::: RECORDS PROVIDED

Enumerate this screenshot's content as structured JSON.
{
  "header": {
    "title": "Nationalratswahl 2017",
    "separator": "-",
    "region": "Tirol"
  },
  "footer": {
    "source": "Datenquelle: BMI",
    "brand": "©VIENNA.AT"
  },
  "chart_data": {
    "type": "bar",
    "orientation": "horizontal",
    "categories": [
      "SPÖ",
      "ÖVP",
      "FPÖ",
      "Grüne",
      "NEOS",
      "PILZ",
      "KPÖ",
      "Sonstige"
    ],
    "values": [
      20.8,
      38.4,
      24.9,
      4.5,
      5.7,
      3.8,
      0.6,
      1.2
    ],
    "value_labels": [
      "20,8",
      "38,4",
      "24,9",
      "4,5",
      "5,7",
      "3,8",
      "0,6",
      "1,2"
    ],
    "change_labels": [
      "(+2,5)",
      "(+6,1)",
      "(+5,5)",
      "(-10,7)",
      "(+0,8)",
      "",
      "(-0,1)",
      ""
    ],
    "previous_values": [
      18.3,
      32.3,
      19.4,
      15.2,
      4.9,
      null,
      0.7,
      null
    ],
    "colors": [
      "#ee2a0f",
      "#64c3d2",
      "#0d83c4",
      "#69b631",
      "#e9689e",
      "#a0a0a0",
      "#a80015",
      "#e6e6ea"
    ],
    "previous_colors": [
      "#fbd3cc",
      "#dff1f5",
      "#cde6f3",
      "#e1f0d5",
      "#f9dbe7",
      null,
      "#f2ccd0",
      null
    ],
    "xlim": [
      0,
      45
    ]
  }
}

::::::

#### EXERCISE:
Copy the entries above exactly, leaving none out.

#### WRITTEN RESPONSE:
Enumerate this screenshot's content as structured JSON.
{
  "header": {
    "title": "Nationalratswahl 2017",
    "separator": "-",
    "region": "Tirol"
  },
  "footer": {
    "source": "Datenquelle: BMI",
    "brand": "©VIENNA.AT"
  },
  "chart_data": {
    "type": "bar",
    "orientation": "horizontal",
    "categories": [
      "SPÖ",
      "ÖVP",
      "FPÖ",
      "Grüne",
      "NEOS",
      "PILZ",
      "KPÖ",
      "Sonstige"
    ],
    "values": [
      20.8,
      38.4,
      24.9,
      4.5,
      5.7,
      3.8,
      0.6,
      1.2
    ],
    "value_labels": [
      "20,8",
      "38,4",
      "24,9",
      "4,5",
      "5,7",
      "3,8",
      "0,6",
      "1,2"
    ],
    "change_labels": [
      "(+2,5)",
      "(+6,1)",
      "(+5,5)",
      "(-10,7)",
      "(+0,8)",
      "",
      "(-0,1)",
      ""
    ],
    "previous_values": [
      18.3,
      32.3,
      19.4,
      15.2,
      4.9,
      null,
      0.7,
      null
    ],
    "colors": [
      "#ee2a0f",
      "#64c3d2",
      "#0d83c4",
      "#69b631",
      "#e9689e",
      "#a0a0a0",
      "#a80015",
      "#e6e6ea"
    ],
    "previous_colors": [
      "#fbd3cc",
      "#dff1f5",
      "#cde6f3",
      "#e1f0d5",
      "#f9dbe7",
      null,
      "#f2ccd0",
      null
    ],
    "xlim": [
      0,
      45
    ]
  }
}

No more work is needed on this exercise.